**INSTRUCTION**
Your answer should be a single number: the count of lines in the material below that hold "this".

— begin —

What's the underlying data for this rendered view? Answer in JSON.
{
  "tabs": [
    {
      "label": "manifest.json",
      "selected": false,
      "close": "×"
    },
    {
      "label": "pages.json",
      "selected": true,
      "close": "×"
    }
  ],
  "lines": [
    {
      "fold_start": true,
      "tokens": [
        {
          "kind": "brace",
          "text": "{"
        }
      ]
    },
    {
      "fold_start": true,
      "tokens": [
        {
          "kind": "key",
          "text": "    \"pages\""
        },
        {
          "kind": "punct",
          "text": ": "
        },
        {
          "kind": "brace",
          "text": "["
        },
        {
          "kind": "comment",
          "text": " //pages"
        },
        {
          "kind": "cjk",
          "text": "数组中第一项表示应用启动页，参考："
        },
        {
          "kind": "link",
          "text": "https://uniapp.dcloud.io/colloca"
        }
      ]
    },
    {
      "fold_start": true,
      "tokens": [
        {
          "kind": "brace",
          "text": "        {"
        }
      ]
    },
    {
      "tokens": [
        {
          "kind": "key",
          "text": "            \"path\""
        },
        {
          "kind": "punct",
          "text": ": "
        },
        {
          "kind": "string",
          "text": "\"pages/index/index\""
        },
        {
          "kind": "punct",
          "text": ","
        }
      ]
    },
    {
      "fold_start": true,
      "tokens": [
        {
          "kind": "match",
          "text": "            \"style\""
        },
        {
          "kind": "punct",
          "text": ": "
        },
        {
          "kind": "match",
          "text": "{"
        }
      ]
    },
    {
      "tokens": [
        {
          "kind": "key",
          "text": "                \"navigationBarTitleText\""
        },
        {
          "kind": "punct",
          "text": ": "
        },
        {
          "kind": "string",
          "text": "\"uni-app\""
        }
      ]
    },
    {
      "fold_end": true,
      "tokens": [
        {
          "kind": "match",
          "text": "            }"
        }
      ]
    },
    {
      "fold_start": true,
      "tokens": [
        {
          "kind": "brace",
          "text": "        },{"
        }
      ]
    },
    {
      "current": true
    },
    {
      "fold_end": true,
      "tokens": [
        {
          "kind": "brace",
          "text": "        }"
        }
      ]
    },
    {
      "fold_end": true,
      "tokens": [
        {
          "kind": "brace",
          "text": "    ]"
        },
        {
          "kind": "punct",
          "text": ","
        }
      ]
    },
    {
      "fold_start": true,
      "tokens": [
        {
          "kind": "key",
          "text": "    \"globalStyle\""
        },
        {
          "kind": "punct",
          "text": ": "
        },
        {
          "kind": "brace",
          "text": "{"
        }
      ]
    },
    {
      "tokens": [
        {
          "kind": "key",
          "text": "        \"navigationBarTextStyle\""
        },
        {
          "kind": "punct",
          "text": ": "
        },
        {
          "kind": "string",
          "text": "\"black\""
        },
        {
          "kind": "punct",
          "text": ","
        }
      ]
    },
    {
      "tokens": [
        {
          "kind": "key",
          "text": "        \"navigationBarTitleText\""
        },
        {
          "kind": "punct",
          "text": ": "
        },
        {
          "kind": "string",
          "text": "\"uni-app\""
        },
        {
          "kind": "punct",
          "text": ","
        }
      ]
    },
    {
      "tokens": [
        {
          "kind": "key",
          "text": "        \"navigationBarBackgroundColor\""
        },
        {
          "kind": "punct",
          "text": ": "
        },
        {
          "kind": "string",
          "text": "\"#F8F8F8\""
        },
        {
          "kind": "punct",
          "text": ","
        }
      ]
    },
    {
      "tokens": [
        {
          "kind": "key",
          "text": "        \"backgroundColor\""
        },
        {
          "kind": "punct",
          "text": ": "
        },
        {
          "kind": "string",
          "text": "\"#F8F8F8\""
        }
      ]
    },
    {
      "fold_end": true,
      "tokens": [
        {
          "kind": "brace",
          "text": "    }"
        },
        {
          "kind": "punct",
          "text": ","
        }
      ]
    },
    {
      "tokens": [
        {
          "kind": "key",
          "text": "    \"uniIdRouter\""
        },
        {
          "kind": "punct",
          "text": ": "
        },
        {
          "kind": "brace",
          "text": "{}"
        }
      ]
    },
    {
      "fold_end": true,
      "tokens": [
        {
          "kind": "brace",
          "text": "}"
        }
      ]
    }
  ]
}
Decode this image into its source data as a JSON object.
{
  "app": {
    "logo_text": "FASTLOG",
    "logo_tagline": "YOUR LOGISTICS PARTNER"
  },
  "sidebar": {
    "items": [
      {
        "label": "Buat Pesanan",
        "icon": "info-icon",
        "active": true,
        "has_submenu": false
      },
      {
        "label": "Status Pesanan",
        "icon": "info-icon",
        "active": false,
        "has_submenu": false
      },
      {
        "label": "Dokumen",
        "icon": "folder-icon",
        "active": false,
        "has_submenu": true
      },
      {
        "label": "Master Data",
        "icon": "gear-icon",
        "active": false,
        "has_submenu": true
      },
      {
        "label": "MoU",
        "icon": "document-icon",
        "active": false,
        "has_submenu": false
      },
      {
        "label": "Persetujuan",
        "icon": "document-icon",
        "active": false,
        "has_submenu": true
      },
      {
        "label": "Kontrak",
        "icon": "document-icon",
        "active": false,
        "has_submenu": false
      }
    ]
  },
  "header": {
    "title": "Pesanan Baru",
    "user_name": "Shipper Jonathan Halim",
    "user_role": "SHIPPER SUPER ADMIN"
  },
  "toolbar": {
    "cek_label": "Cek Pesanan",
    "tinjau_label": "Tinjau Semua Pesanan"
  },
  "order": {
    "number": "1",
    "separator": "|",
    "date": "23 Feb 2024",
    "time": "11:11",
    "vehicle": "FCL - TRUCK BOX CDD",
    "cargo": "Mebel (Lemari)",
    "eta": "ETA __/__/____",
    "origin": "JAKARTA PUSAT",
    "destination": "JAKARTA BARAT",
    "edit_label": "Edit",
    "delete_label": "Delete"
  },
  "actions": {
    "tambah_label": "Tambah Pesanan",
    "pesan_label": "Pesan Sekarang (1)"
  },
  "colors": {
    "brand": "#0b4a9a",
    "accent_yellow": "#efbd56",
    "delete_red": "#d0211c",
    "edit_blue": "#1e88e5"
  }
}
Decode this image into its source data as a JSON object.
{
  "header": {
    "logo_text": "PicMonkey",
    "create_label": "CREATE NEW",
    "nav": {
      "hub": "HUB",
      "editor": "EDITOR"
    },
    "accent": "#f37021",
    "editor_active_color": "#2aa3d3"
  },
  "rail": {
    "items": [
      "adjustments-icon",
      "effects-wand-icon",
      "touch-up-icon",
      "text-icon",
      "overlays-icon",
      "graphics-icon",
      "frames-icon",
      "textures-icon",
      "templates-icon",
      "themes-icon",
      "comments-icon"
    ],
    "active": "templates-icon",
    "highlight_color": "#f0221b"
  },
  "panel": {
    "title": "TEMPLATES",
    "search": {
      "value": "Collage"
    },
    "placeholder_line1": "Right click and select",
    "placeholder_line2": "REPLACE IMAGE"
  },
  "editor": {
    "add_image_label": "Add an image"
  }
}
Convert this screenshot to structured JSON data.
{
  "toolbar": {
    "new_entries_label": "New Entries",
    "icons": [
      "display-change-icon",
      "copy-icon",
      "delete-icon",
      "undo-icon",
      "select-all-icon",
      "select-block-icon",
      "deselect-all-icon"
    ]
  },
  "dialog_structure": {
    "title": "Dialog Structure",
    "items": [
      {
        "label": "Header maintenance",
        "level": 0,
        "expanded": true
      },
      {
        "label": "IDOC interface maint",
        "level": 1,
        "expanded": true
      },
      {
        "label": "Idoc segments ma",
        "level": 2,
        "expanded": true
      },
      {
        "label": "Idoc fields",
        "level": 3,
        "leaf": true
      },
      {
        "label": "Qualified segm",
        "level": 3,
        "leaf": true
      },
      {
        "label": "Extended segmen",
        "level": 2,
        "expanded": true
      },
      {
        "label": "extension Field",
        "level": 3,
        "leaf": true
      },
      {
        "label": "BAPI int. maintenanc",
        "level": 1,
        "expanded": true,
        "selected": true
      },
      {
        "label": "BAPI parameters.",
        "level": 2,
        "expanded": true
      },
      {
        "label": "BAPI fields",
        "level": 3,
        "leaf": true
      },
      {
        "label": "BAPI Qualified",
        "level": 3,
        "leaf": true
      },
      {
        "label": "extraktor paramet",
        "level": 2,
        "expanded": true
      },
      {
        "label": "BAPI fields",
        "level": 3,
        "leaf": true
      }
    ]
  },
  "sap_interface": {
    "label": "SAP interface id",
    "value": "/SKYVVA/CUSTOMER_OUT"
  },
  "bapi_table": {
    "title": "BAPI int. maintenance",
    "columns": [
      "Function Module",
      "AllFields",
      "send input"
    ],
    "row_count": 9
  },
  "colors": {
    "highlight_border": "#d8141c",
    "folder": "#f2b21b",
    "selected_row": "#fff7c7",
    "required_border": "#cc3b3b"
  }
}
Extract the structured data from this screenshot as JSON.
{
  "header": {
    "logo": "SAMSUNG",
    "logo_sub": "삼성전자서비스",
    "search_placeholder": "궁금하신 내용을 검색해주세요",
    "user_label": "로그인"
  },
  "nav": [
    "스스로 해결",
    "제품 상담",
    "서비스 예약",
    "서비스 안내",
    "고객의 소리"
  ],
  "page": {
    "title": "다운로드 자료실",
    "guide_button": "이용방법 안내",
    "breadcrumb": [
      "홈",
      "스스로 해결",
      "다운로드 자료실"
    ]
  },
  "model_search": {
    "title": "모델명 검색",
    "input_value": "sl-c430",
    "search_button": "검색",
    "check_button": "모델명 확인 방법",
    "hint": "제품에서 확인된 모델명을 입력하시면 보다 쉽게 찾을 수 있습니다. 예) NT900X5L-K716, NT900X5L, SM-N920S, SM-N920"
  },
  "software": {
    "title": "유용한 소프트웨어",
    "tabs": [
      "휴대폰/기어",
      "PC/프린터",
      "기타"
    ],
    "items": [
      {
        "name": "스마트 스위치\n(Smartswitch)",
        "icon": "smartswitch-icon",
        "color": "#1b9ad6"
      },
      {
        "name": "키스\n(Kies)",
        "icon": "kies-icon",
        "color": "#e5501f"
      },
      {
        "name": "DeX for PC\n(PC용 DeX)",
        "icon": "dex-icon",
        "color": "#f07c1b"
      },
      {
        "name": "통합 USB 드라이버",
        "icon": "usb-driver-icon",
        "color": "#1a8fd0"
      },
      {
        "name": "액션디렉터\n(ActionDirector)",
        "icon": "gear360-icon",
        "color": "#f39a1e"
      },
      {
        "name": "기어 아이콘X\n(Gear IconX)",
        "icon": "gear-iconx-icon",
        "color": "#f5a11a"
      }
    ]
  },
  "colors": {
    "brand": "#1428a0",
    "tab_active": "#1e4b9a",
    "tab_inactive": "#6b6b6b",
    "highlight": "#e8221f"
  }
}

— end —

**SOLUTION**
5